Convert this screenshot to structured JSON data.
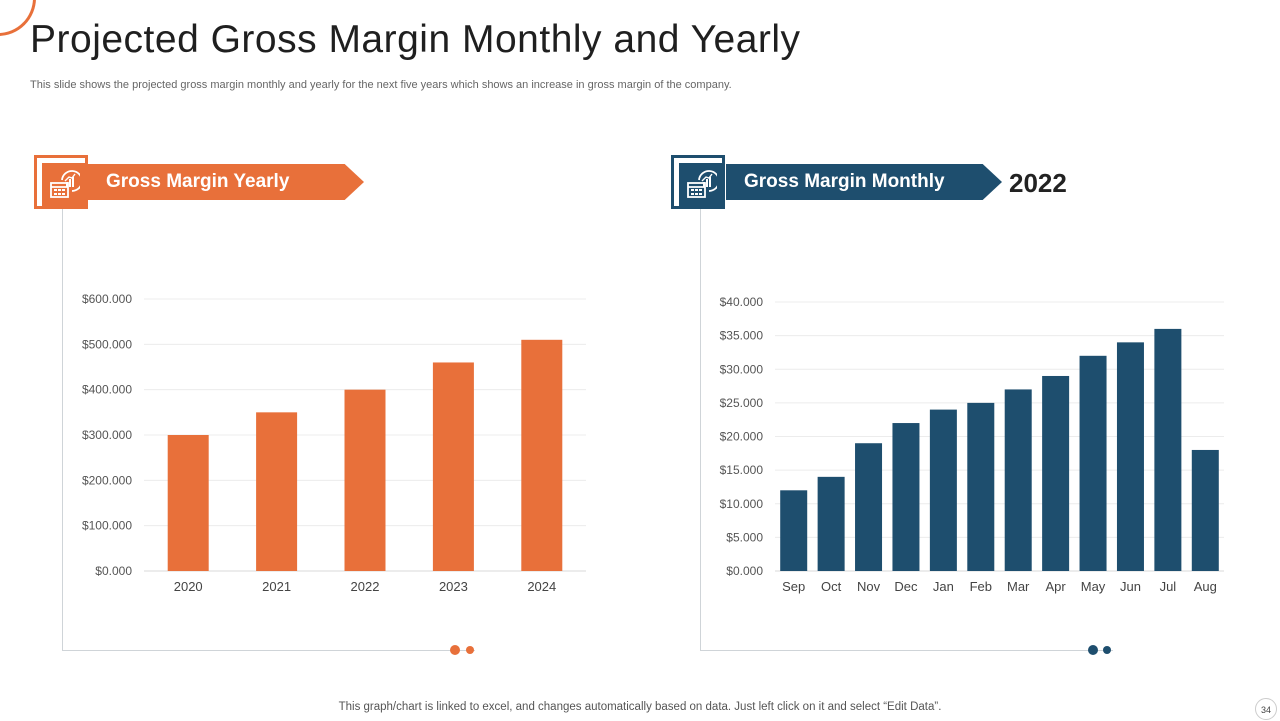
{
  "title": "Projected Gross Margin Monthly and Yearly",
  "subtitle": "This slide shows the projected gross margin monthly and yearly for the next five years which shows an increase in gross margin of the company.",
  "left_panel": {
    "banner": "Gross Margin Yearly"
  },
  "right_panel": {
    "banner": "Gross Margin Monthly",
    "year": "2022"
  },
  "footnote": "This graph/chart is linked to excel,  and changes automatically based on data. Just left click on it and select “Edit Data”.",
  "page_number": "34",
  "colors": {
    "orange": "#E8703A",
    "blue": "#1E4E6E"
  },
  "icons": [
    "calendar-chart-icon",
    "calendar-chart-icon"
  ],
  "chart_data": [
    {
      "type": "bar",
      "title": "Gross Margin Yearly",
      "categories": [
        "2020",
        "2021",
        "2022",
        "2023",
        "2024"
      ],
      "values": [
        300000,
        350000,
        400000,
        460000,
        510000
      ],
      "yticks": [
        0,
        100000,
        200000,
        300000,
        400000,
        500000,
        600000
      ],
      "ytick_labels": [
        "$0.000",
        "$100.000",
        "$200.000",
        "$300.000",
        "$400.000",
        "$500.000",
        "$600.000"
      ],
      "ylim": [
        0,
        600000
      ],
      "grid": true,
      "color": "#E8703A"
    },
    {
      "type": "bar",
      "title": "Gross Margin Monthly",
      "categories": [
        "Sep",
        "Oct",
        "Nov",
        "Dec",
        "Jan",
        "Feb",
        "Mar",
        "Apr",
        "May",
        "Jun",
        "Jul",
        "Aug"
      ],
      "values": [
        12000,
        14000,
        19000,
        22000,
        24000,
        25000,
        27000,
        29000,
        32000,
        34000,
        36000,
        18000
      ],
      "yticks": [
        0,
        5000,
        10000,
        15000,
        20000,
        25000,
        30000,
        35000,
        40000
      ],
      "ytick_labels": [
        "$0.000",
        "$5.000",
        "$10.000",
        "$15.000",
        "$20.000",
        "$25.000",
        "$30.000",
        "$35.000",
        "$40.000"
      ],
      "ylim": [
        0,
        40000
      ],
      "grid": true,
      "color": "#1E4E6E"
    }
  ]
}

════════

OBJECTIVE:
Set down every record once more, word for word, without pictures.

RESPONSE TO THIS TASK:
Convert this screenshot to structured JSON data.
{
  "title": "Projected Gross Margin Monthly and Yearly",
  "subtitle": "This slide shows the projected gross margin monthly and yearly for the next five years which shows an increase in gross margin of the company.",
  "left_panel": {
    "banner": "Gross Margin Yearly"
  },
  "right_panel": {
    "banner": "Gross Margin Monthly",
    "year": "2022"
  },
  "footnote": "This graph/chart is linked to excel,  and changes automatically based on data. Just left click on it and select “Edit Data”.",
  "page_number": "34",
  "colors": {
    "orange": "#E8703A",
    "blue": "#1E4E6E"
  },
  "icons": [
    "calendar-chart-icon",
    "calendar-chart-icon"
  ],
  "chart_data": [
    {
      "type": "bar",
      "title": "Gross Margin Yearly",
      "categories": [
        "2020",
        "2021",
        "2022",
        "2023",
        "2024"
      ],
      "values": [
        300000,
        350000,
        400000,
        460000,
        510000
      ],
      "yticks": [
        0,
        100000,
        200000,
        300000,
        400000,
        500000,
        600000
      ],
      "ytick_labels": [
        "$0.000",
        "$100.000",
        "$200.000",
        "$300.000",
        "$400.000",
        "$500.000",
        "$600.000"
      ],
      "ylim": [
        0,
        600000
      ],
      "grid": true,
      "color": "#E8703A"
    },
    {
      "type": "bar",
      "title": "Gross Margin Monthly",
      "categories": [
        "Sep",
        "Oct",
        "Nov",
        "Dec",
        "Jan",
        "Feb",
        "Mar",
        "Apr",
        "May",
        "Jun",
        "Jul",
        "Aug"
      ],
      "values": [
        12000,
        14000,
        19000,
        22000,
        24000,
        25000,
        27000,
        29000,
        32000,
        34000,
        36000,
        18000
      ],
      "yticks": [
        0,
        5000,
        10000,
        15000,
        20000,
        25000,
        30000,
        35000,
        40000
      ],
      "ytick_labels": [
        "$0.000",
        "$5.000",
        "$10.000",
        "$15.000",
        "$20.000",
        "$25.000",
        "$30.000",
        "$35.000",
        "$40.000"
      ],
      "ylim": [
        0,
        40000
      ],
      "grid": true,
      "color": "#1E4E6E"
    }
  ]
}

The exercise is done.